INPUT RECORDS =>
□ □ □

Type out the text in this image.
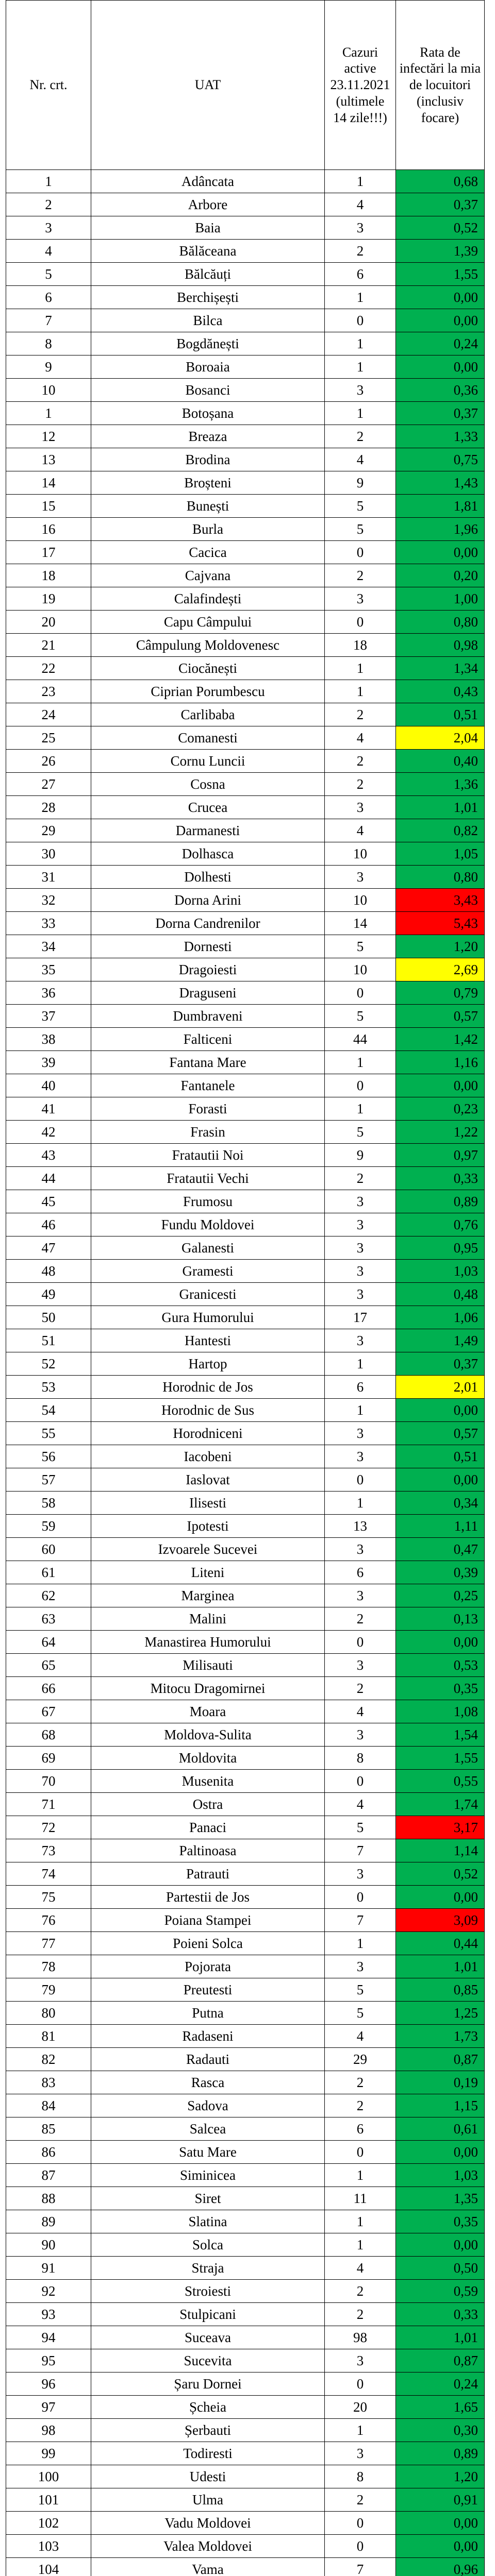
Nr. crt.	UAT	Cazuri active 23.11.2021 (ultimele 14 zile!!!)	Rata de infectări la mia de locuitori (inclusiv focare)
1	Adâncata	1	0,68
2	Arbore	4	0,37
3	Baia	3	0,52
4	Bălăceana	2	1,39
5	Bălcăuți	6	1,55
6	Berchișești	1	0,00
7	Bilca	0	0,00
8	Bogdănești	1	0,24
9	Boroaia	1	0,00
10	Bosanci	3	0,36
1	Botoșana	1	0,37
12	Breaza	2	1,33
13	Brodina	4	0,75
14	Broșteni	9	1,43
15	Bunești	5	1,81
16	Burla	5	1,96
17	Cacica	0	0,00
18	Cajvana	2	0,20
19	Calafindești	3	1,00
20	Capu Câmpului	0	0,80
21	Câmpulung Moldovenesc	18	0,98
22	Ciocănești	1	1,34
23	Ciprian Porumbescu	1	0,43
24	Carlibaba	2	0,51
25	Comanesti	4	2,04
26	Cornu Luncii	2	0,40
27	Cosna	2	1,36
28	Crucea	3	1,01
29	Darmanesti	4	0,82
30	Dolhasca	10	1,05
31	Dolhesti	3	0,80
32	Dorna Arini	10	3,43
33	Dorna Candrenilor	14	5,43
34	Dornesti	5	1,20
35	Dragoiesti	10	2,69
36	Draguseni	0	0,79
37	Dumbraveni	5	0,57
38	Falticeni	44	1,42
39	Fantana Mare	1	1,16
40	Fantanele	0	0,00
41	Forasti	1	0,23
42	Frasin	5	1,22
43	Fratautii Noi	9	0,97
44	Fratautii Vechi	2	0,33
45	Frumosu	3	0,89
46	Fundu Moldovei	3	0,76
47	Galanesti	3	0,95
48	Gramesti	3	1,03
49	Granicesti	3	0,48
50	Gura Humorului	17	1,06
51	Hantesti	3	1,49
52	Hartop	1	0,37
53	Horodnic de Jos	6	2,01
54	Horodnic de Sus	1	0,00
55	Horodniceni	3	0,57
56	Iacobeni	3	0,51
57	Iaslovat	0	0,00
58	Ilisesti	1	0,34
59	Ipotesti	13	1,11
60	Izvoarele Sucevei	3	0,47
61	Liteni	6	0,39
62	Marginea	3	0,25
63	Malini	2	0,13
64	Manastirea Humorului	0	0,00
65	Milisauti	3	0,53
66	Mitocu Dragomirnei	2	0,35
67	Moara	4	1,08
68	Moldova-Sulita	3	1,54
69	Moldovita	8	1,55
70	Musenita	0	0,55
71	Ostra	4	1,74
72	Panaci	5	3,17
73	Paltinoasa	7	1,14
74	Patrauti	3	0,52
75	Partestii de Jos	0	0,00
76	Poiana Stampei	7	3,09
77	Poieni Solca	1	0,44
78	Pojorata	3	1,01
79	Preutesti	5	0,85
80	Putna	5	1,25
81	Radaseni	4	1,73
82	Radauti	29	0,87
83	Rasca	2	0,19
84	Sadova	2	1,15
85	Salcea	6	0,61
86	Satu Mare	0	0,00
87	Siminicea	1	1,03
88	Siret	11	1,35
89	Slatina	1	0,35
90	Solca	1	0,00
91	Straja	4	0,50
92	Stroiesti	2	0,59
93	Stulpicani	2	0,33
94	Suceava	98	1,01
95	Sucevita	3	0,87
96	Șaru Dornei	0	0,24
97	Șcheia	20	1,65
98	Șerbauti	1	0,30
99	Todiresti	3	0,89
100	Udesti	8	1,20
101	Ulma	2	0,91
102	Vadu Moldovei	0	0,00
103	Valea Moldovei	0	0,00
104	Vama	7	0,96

□ □ □

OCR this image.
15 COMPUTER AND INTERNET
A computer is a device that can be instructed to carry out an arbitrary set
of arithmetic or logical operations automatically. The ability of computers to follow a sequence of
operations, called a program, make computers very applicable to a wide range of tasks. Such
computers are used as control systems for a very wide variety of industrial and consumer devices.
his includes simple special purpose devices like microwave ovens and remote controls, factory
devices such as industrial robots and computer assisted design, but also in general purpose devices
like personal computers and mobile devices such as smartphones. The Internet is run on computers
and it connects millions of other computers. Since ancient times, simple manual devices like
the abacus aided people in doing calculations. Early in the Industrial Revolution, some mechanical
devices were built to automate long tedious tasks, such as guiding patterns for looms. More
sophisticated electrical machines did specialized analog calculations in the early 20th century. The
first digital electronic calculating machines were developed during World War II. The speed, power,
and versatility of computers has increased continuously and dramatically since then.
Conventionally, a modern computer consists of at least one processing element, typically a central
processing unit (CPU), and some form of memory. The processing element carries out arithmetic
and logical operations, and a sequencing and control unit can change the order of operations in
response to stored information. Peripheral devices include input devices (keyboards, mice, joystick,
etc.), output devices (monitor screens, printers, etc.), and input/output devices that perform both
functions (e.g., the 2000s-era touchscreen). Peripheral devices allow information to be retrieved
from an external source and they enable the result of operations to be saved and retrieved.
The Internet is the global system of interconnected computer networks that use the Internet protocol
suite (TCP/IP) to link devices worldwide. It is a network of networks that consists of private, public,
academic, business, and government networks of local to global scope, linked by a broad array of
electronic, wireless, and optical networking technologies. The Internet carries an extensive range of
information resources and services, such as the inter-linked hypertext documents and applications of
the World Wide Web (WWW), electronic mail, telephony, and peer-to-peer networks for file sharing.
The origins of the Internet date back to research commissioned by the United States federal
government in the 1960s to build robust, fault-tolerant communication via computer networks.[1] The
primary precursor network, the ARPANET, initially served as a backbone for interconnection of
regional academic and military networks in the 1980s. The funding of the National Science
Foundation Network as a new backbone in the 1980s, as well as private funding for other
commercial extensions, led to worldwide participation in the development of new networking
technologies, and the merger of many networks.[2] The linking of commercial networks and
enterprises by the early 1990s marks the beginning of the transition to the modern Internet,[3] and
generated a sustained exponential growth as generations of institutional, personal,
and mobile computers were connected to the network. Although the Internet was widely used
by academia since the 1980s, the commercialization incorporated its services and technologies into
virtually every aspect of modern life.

□ □ □

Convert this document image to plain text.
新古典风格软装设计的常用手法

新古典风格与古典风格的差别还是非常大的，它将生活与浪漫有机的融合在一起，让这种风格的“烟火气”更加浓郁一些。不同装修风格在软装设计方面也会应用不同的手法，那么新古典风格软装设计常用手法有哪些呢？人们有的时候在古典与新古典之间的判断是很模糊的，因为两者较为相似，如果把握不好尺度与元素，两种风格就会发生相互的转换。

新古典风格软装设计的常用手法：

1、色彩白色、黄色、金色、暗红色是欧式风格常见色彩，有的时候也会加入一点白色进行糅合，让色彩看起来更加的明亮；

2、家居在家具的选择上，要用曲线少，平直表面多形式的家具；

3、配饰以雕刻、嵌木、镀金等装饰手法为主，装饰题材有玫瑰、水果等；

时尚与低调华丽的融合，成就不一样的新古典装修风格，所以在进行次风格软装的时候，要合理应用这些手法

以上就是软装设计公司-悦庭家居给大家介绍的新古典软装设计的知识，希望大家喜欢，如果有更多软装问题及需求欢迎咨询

□ □ □

DIRECTIONS FOR THIS TASK => Pull out all lines from the entries above that include the word "operations".

OUTPUT OF THE EXERCISE =>
of arithmetic or logical operations automatically. The ability of computers to follow a sequence of
operations, called a program, make computers very applicable to a wide range of tasks. Such
and logical operations, and a sequencing and control unit can change the order of operations in
from an external source and they enable the result of operations to be saved and retrieved.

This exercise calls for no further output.